- DATA PROVIDED
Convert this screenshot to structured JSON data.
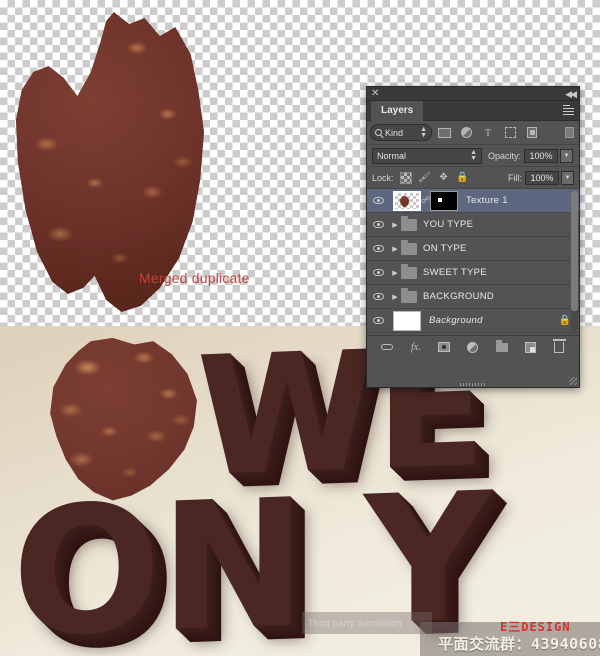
{
  "canvas": {
    "top": {
      "annotation": "Merged duplicate",
      "annotation_color": "#c0443c",
      "background": "transparent-checkerboard"
    },
    "bottom": {
      "headline_line1": "WE",
      "headline_line2": "ON Y",
      "translation_watermark": "Third party translation",
      "brand_logo": "E三DESIGN",
      "qq_line": "平面交流群：43940608"
    }
  },
  "panel": {
    "titlebar": {
      "close_icon": "✕",
      "collapse_icon": "◀◀"
    },
    "tab": "Layers",
    "menu_icon": "panel-menu-icon",
    "filter": {
      "kind_label": "Kind",
      "search_icon": "search-icon",
      "stepper_icon": "▲▼",
      "icons": [
        {
          "name": "filter-pixel-icon",
          "glyph": ""
        },
        {
          "name": "filter-adjustment-icon",
          "glyph": ""
        },
        {
          "name": "filter-type-icon",
          "glyph": "T"
        },
        {
          "name": "filter-shape-icon",
          "glyph": ""
        },
        {
          "name": "filter-smart-object-icon",
          "glyph": ""
        }
      ],
      "toggle_filter_label": "filter-toggle"
    },
    "blend": {
      "mode": "Normal",
      "mode_arrow": "⇕",
      "opacity_label": "Opacity:",
      "opacity_value": "100%",
      "fill_label": "Fill:",
      "fill_value": "100%",
      "drop_arrow": "▼"
    },
    "lock": {
      "label": "Lock:",
      "icons": [
        {
          "name": "lock-transparency-icon",
          "glyph": ""
        },
        {
          "name": "lock-image-pixels-icon",
          "glyph": "🖌"
        },
        {
          "name": "lock-position-icon",
          "glyph": "✥"
        },
        {
          "name": "lock-all-icon",
          "glyph": "🔒"
        }
      ]
    },
    "layers": [
      {
        "name": "Texture 1",
        "type": "image-with-mask",
        "selected": true,
        "visible": true,
        "italic": false,
        "locked": false,
        "expandable": false
      },
      {
        "name": "YOU TYPE",
        "type": "group",
        "selected": false,
        "visible": true,
        "italic": false,
        "locked": false,
        "expandable": true
      },
      {
        "name": "ON TYPE",
        "type": "group",
        "selected": false,
        "visible": true,
        "italic": false,
        "locked": false,
        "expandable": true
      },
      {
        "name": "SWEET TYPE",
        "type": "group",
        "selected": false,
        "visible": true,
        "italic": false,
        "locked": false,
        "expandable": true
      },
      {
        "name": "BACKGROUND",
        "type": "group",
        "selected": false,
        "visible": true,
        "italic": false,
        "locked": false,
        "expandable": true
      },
      {
        "name": "Background",
        "type": "background",
        "selected": false,
        "visible": true,
        "italic": true,
        "locked": true,
        "expandable": false
      }
    ],
    "footer_buttons": [
      {
        "name": "link-layers-button",
        "glyph": ""
      },
      {
        "name": "layer-style-fx-button",
        "glyph": "fx."
      },
      {
        "name": "add-layer-mask-button",
        "glyph": ""
      },
      {
        "name": "new-adjustment-layer-button",
        "glyph": ""
      },
      {
        "name": "new-group-button",
        "glyph": ""
      },
      {
        "name": "new-layer-button",
        "glyph": ""
      },
      {
        "name": "delete-layer-button",
        "glyph": ""
      }
    ],
    "colors": {
      "panel_bg": "#535353",
      "header_bg": "#3a3a3a",
      "selected_row": "#5e6780",
      "text": "#e6e6e6"
    }
  }
}
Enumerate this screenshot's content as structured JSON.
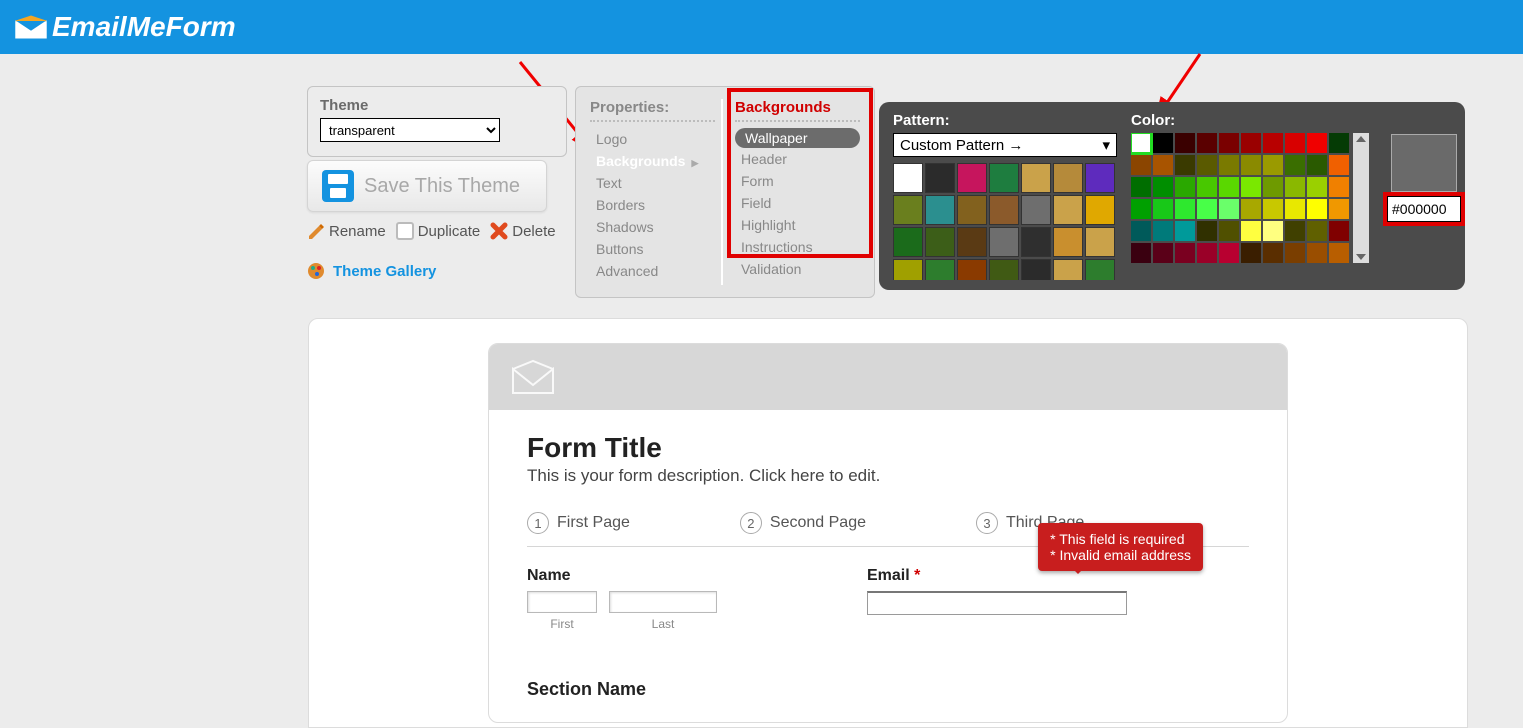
{
  "brand": "EmailMeForm",
  "theme_label": "Theme",
  "theme_value": "transparent",
  "save_label": "Save This Theme",
  "tools": {
    "rename": "Rename",
    "duplicate": "Duplicate",
    "delete": "Delete"
  },
  "gallery": "Theme Gallery",
  "properties": {
    "head": "Properties:",
    "items": [
      "Logo",
      "Backgrounds",
      "Text",
      "Borders",
      "Shadows",
      "Buttons",
      "Advanced"
    ],
    "active": "Backgrounds"
  },
  "backgrounds": {
    "head": "Backgrounds",
    "items": [
      "Wallpaper",
      "Header",
      "Form",
      "Field",
      "Highlight",
      "Instructions",
      "Validation"
    ],
    "active": "Wallpaper"
  },
  "palette": {
    "pattern_label": "Pattern:",
    "pattern_value": "Custom Pattern →",
    "color_label": "Color:",
    "hex": "#000000",
    "pattern_colors": [
      "#ffffff",
      "#2b2b2b",
      "#c6155d",
      "#1e7d3f",
      "#caa24a",
      "#b58a3a",
      "#5e2bbd",
      "#6a7f1e",
      "#2b8f8f",
      "#82611e",
      "#8b5a2b",
      "#6e6e6e",
      "#caa24a",
      "#e0a800",
      "#1b6b1b",
      "#3c5e18",
      "#5a3a14",
      "#6e6e6e",
      "#2f2f2f",
      "#c98f2e",
      "#caa24a",
      "#a0a000",
      "#2d7d2d",
      "#8a3a00",
      "#405a14",
      "#2b2b2b",
      "#caa24a",
      "#2d7d2d"
    ],
    "color_swatches": [
      "#ffffff",
      "#000000",
      "#3a0000",
      "#5a0000",
      "#7a0000",
      "#9a0000",
      "#b80000",
      "#d80000",
      "#f00000",
      "#053b05",
      "#8b4500",
      "#a85400",
      "#3a3a00",
      "#5a5a00",
      "#7a7a00",
      "#8a8a00",
      "#9a9a00",
      "#3a6e00",
      "#2a5a00",
      "#f06000",
      "#006e00",
      "#008e00",
      "#2aa800",
      "#48c800",
      "#5ad800",
      "#7ae800",
      "#6e9a00",
      "#8ab800",
      "#9ad000",
      "#f08000",
      "#00a000",
      "#18c818",
      "#2ee82e",
      "#48ff48",
      "#6aff6a",
      "#a8a800",
      "#c8c800",
      "#e8e800",
      "#ffff00",
      "#f09800",
      "#005a5a",
      "#007a7a",
      "#009a9a",
      "#303000",
      "#505000",
      "#ffff40",
      "#ffff80",
      "#404000",
      "#606000",
      "#800000",
      "#3a0010",
      "#5a0018",
      "#7a0020",
      "#9a0028",
      "#b80030",
      "#3a1e00",
      "#5a2e00",
      "#7a3e00",
      "#9a4e00",
      "#b85e00"
    ]
  },
  "form": {
    "title": "Form Title",
    "desc": "This is your form description. Click here to edit.",
    "pages": [
      "First Page",
      "Second Page",
      "Third Page"
    ],
    "name_label": "Name",
    "first": "First",
    "last": "Last",
    "email_label": "Email",
    "err1": "* This field is required",
    "err2": "* Invalid email address",
    "section": "Section Name"
  }
}
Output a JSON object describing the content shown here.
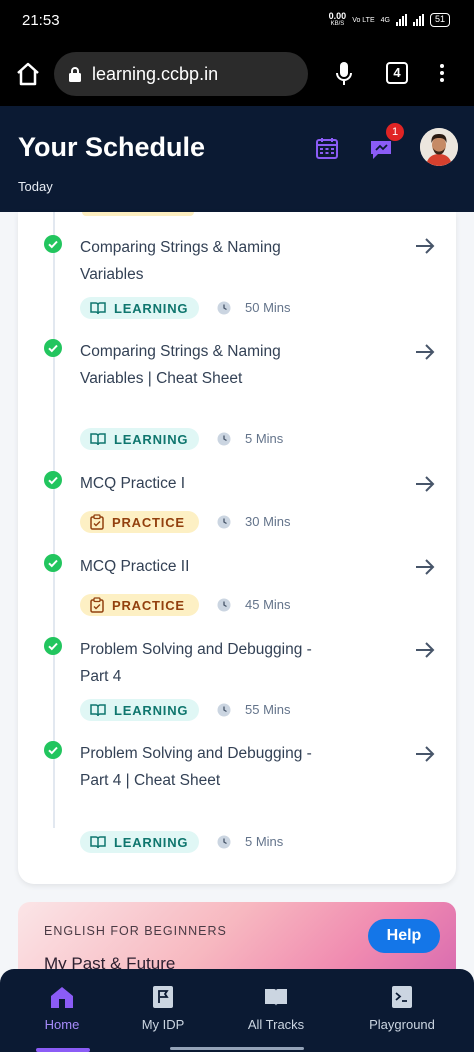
{
  "status_bar": {
    "time": "21:53",
    "net_speed_value": "0.00",
    "net_speed_unit": "KB/S",
    "network_a": "Vo LTE",
    "network_b": "4G",
    "battery": "51"
  },
  "browser": {
    "url": "learning.ccbp.in",
    "tab_count": "4"
  },
  "header": {
    "title": "Your Schedule",
    "subtitle": "Today",
    "notification_count": "1"
  },
  "schedule": {
    "items": [
      {
        "title": "Comparing Strings & Naming Variables",
        "tag": "LEARNING",
        "duration": "50 Mins"
      },
      {
        "title": "Comparing Strings & Naming Variables | Cheat Sheet",
        "tag": "LEARNING",
        "duration": "5 Mins"
      },
      {
        "title": "MCQ Practice I",
        "tag": "PRACTICE",
        "duration": "30 Mins"
      },
      {
        "title": "MCQ Practice II",
        "tag": "PRACTICE",
        "duration": "45 Mins"
      },
      {
        "title": "Problem Solving and Debugging - Part 4",
        "tag": "LEARNING",
        "duration": "55 Mins"
      },
      {
        "title": "Problem Solving and Debugging - Part 4 | Cheat Sheet",
        "tag": "LEARNING",
        "duration": "5 Mins"
      }
    ]
  },
  "promo": {
    "label": "ENGLISH FOR BEGINNERS",
    "title": "My Past & Future",
    "help_label": "Help"
  },
  "bottom_nav": {
    "items": [
      {
        "label": "Home",
        "icon": "home-icon",
        "active": true
      },
      {
        "label": "My IDP",
        "icon": "flag-icon",
        "active": false
      },
      {
        "label": "All Tracks",
        "icon": "book-icon",
        "active": false
      },
      {
        "label": "Playground",
        "icon": "terminal-icon",
        "active": false
      }
    ]
  },
  "colors": {
    "header_bg": "#0b1a33",
    "accent_purple": "#8b5cf6",
    "check_green": "#22c55e",
    "learning_tag_bg": "#e0f7f5",
    "practice_tag_bg": "#fdf0c4",
    "help_blue": "#1476e8"
  }
}
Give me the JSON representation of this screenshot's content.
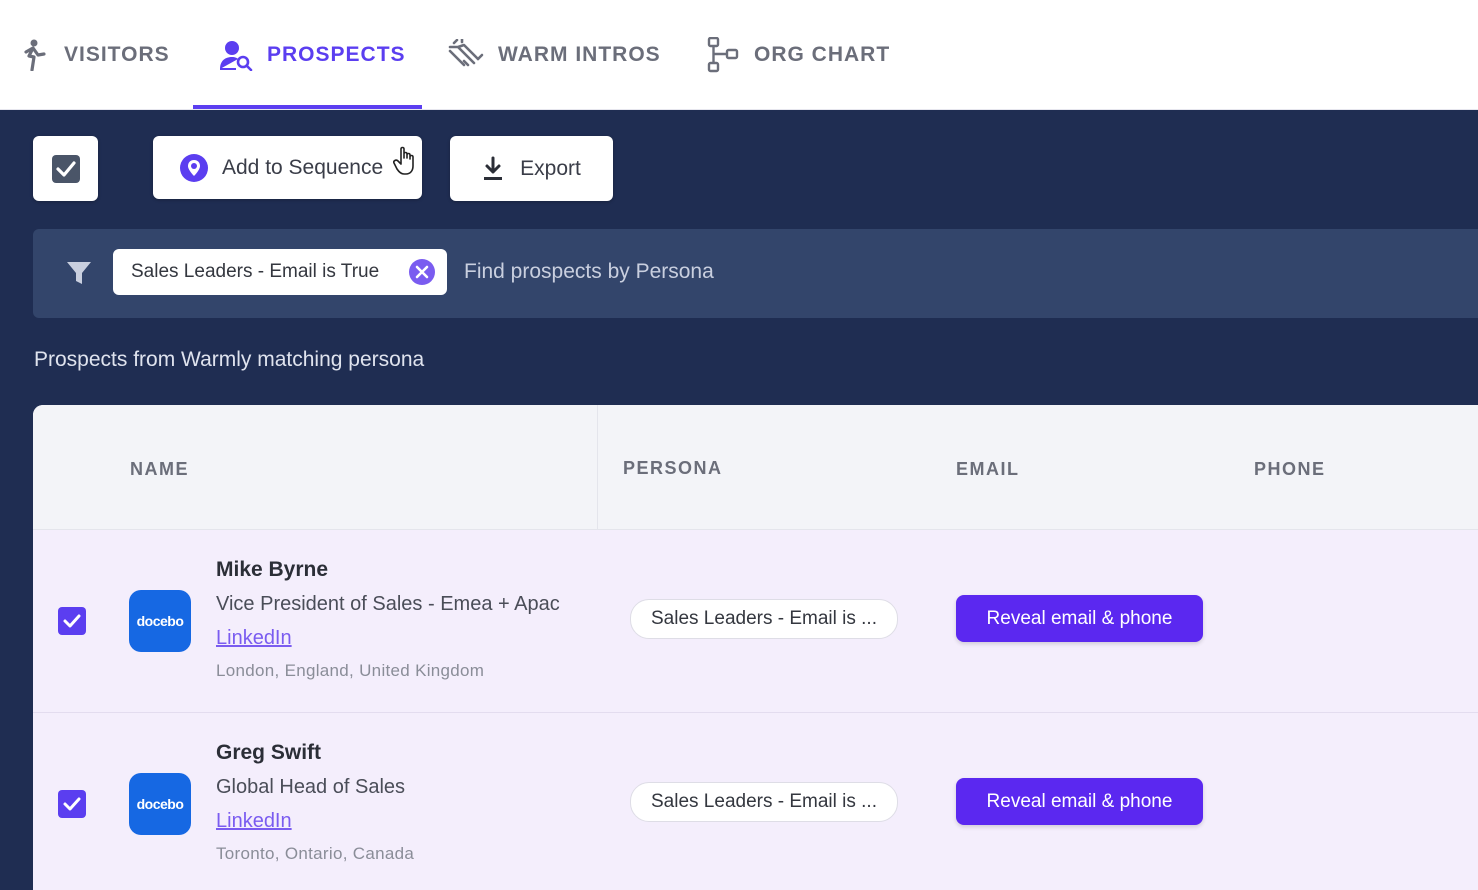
{
  "nav": {
    "tabs": [
      {
        "label": "VISITORS",
        "icon": "walking-person-icon"
      },
      {
        "label": "PROSPECTS",
        "icon": "person-search-icon",
        "active": true
      },
      {
        "label": "WARM INTROS",
        "icon": "handshake-icon"
      },
      {
        "label": "ORG CHART",
        "icon": "org-chart-icon"
      }
    ]
  },
  "toolbar": {
    "add_to_sequence_label": "Add to Sequence",
    "export_label": "Export"
  },
  "filter": {
    "chip_label": "Sales Leaders - Email is True",
    "placeholder": "Find prospects by Persona"
  },
  "caption": "Prospects from Warmly matching persona",
  "table": {
    "columns": [
      "NAME",
      "PERSONA",
      "EMAIL",
      "PHONE"
    ],
    "rows": [
      {
        "name": "Mike Byrne",
        "title": "Vice President of Sales - Emea + Apac",
        "link": "LinkedIn",
        "location": "London, England, United Kingdom",
        "company_logo": "docebo",
        "persona": "Sales Leaders - Email is ...",
        "action": "Reveal email & phone",
        "checked": true
      },
      {
        "name": "Greg Swift",
        "title": "Global Head of Sales",
        "link": "LinkedIn",
        "location": "Toronto, Ontario, Canada",
        "company_logo": "docebo",
        "persona": "Sales Leaders - Email is ...",
        "action": "Reveal email & phone",
        "checked": true
      }
    ]
  },
  "colors": {
    "accent": "#5b3ef0",
    "background": "#1f2d52",
    "filter_bar": "#33456b",
    "row_selected": "#f4eefc",
    "logo": "#1668e3"
  }
}
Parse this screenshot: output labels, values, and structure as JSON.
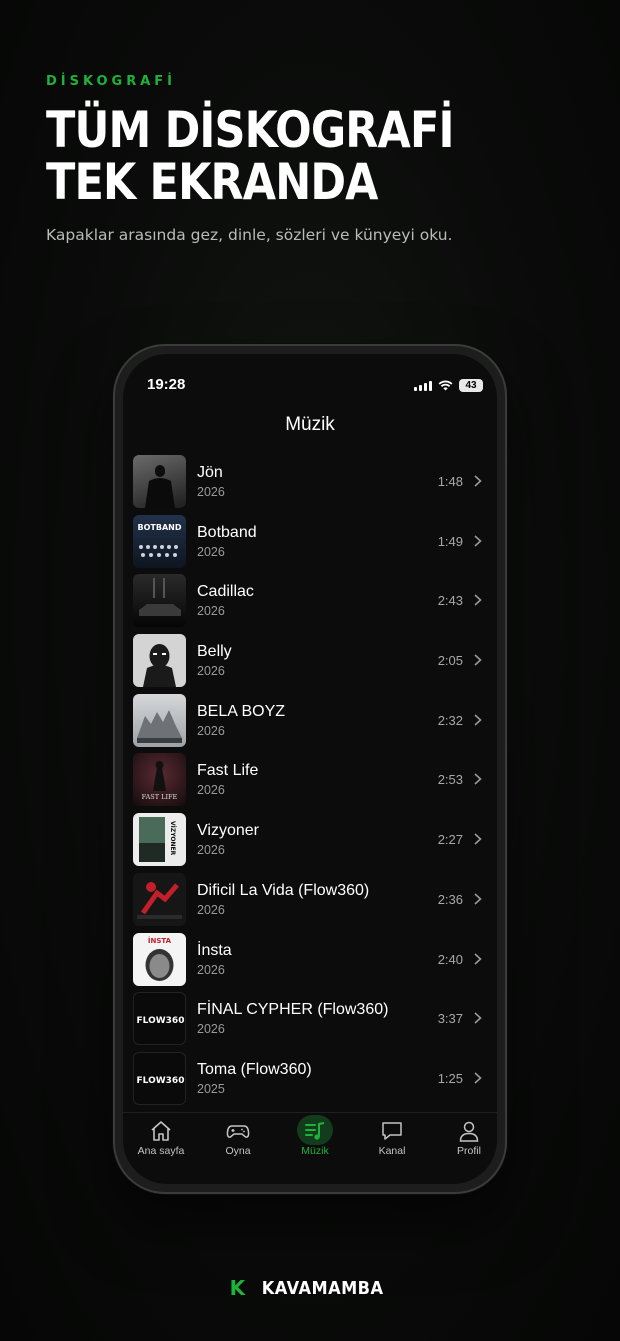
{
  "eyebrow": "DİSKOGRAFİ",
  "headline": {
    "line1": "TÜM DİSKOGRAFİ",
    "line2": "TEK EKRANDA"
  },
  "subtitle": "Kapaklar arasında gez, dinle, sözleri ve künyeyi oku.",
  "status": {
    "time": "19:28",
    "battery": "43"
  },
  "screen_title": "Müzik",
  "tracks": [
    {
      "title": "Jön",
      "year": "2026",
      "duration": "1:48",
      "cover": "#3a3a3a"
    },
    {
      "title": "Botband",
      "year": "2026",
      "duration": "1:49",
      "cover": "#1a2230"
    },
    {
      "title": "Cadillac",
      "year": "2026",
      "duration": "2:43",
      "cover": "#1a1a1a"
    },
    {
      "title": "Belly",
      "year": "2026",
      "duration": "2:05",
      "cover": "#cfcfcf"
    },
    {
      "title": "BELA BOYZ",
      "year": "2026",
      "duration": "2:32",
      "cover": "#b8bcbf"
    },
    {
      "title": "Fast Life",
      "year": "2026",
      "duration": "2:53",
      "cover": "#2a1e22"
    },
    {
      "title": "Vizyoner",
      "year": "2026",
      "duration": "2:27",
      "cover": "#e8e8e8"
    },
    {
      "title": "Dificil La Vida (Flow360)",
      "year": "2026",
      "duration": "2:36",
      "cover": "#181818"
    },
    {
      "title": "İnsta",
      "year": "2026",
      "duration": "2:40",
      "cover": "#f2f2f2"
    },
    {
      "title": "FİNAL CYPHER (Flow360)",
      "year": "2026",
      "duration": "3:37",
      "cover": "#0a0a0a"
    },
    {
      "title": "Toma (Flow360)",
      "year": "2025",
      "duration": "1:25",
      "cover": "#0a0a0a"
    }
  ],
  "cover_texts": {
    "botband": "BOTBAND",
    "fastlife": "FAST LIFE",
    "vizyoner": "VİZYONER",
    "insta": "İNSTA",
    "flow1": "FLOW360",
    "flow2": "FLOW360"
  },
  "tabs": [
    {
      "label": "Ana sayfa",
      "icon": "home-icon"
    },
    {
      "label": "Oyna",
      "icon": "gamepad-icon"
    },
    {
      "label": "Müzik",
      "icon": "music-list-icon"
    },
    {
      "label": "Kanal",
      "icon": "chat-bubble-icon"
    },
    {
      "label": "Profil",
      "icon": "person-icon"
    }
  ],
  "brand": {
    "mark": "K",
    "name": "KAVAMAMBA"
  },
  "colors": {
    "accent": "#1db33a",
    "background": "#0a0b0a",
    "screen": "#0c0c0c"
  }
}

- EXERCISE INSTRUCTIONS
Your task is to pick out every line with the string "Cheat" and copy it.

- SOLUTION TO THE EXERCISE
        "title": "Comparing Strings & Naming Variables | Cheat Sheet",
        "title": "Problem Solving and Debugging - Part 4 | Cheat Sheet",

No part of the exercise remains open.